Leave out the pictures and copy each record below exactly.

Data items:
----
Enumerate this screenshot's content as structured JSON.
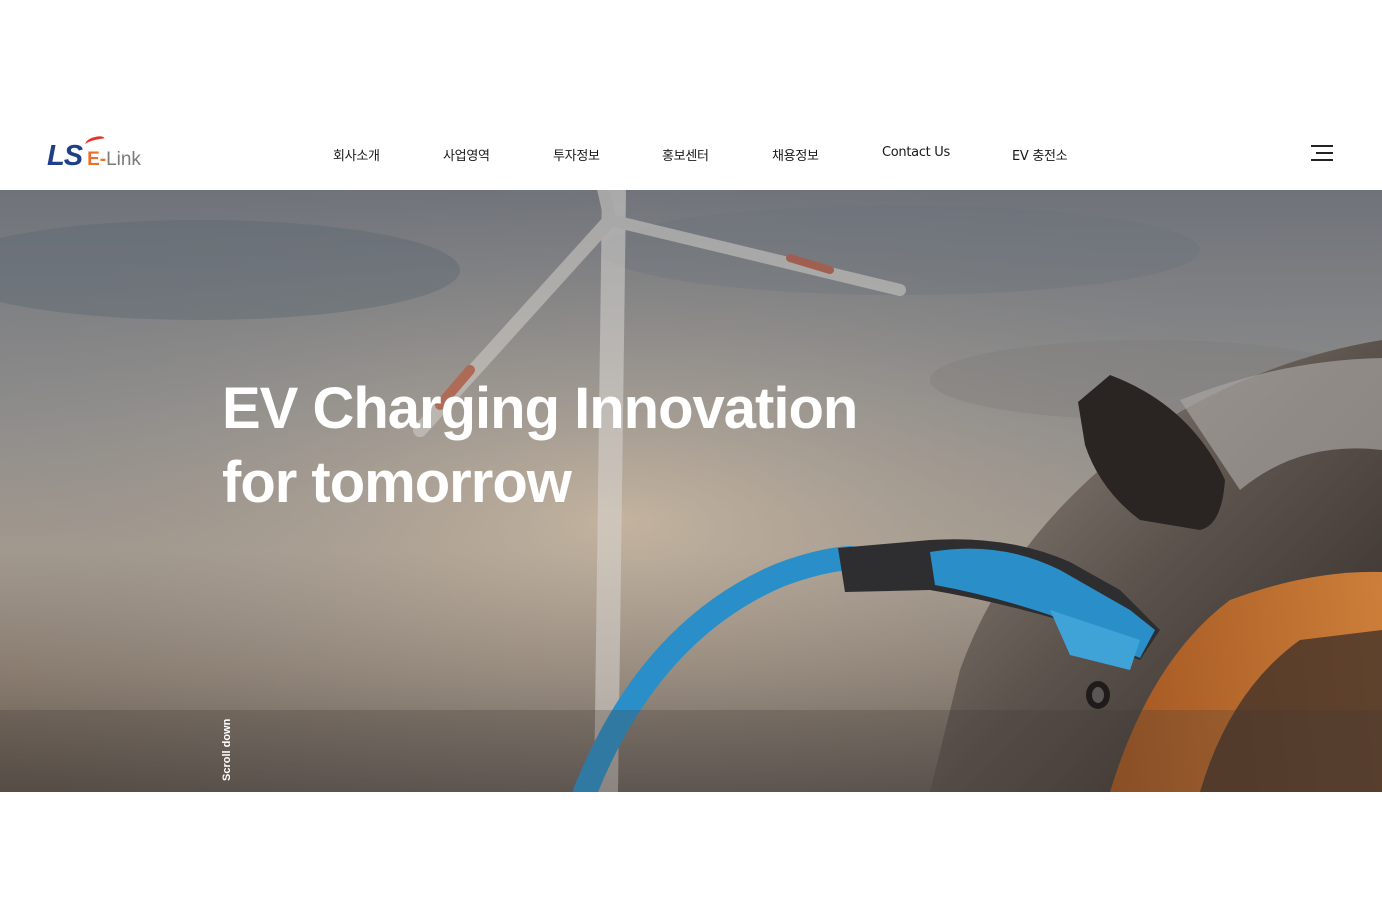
{
  "header": {
    "logo": {
      "mark": "LS",
      "e_text": "E-",
      "link_text": "Link"
    },
    "nav": [
      {
        "label": "회사소개"
      },
      {
        "label": "사업영역"
      },
      {
        "label": "투자정보"
      },
      {
        "label": "홍보센터"
      },
      {
        "label": "채용정보"
      },
      {
        "label": "Contact Us"
      },
      {
        "label": "EV 충전소"
      }
    ],
    "menu_icon": "hamburger-menu-icon"
  },
  "hero": {
    "title_line1": "EV Charging Innovation",
    "title_line2": "for tomorrow",
    "scroll_label": "Scroll down"
  },
  "colors": {
    "logo_blue": "#1f3f8a",
    "logo_orange": "#e8702a",
    "logo_red": "#e6332a",
    "logo_gray": "#7a7a7a",
    "cable_blue": "#2a8fc8"
  }
}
----
_Exercise answer_
Enumerate this screenshot's content as structured JSON.
{
  "header": {
    "logo": {
      "mark": "LS",
      "e_text": "E-",
      "link_text": "Link"
    },
    "nav": [
      {
        "label": "회사소개"
      },
      {
        "label": "사업영역"
      },
      {
        "label": "투자정보"
      },
      {
        "label": "홍보센터"
      },
      {
        "label": "채용정보"
      },
      {
        "label": "Contact Us"
      },
      {
        "label": "EV 충전소"
      }
    ],
    "menu_icon": "hamburger-menu-icon"
  },
  "hero": {
    "title_line1": "EV Charging Innovation",
    "title_line2": "for tomorrow",
    "scroll_label": "Scroll down"
  },
  "colors": {
    "logo_blue": "#1f3f8a",
    "logo_orange": "#e8702a",
    "logo_red": "#e6332a",
    "logo_gray": "#7a7a7a",
    "cable_blue": "#2a8fc8"
  }
}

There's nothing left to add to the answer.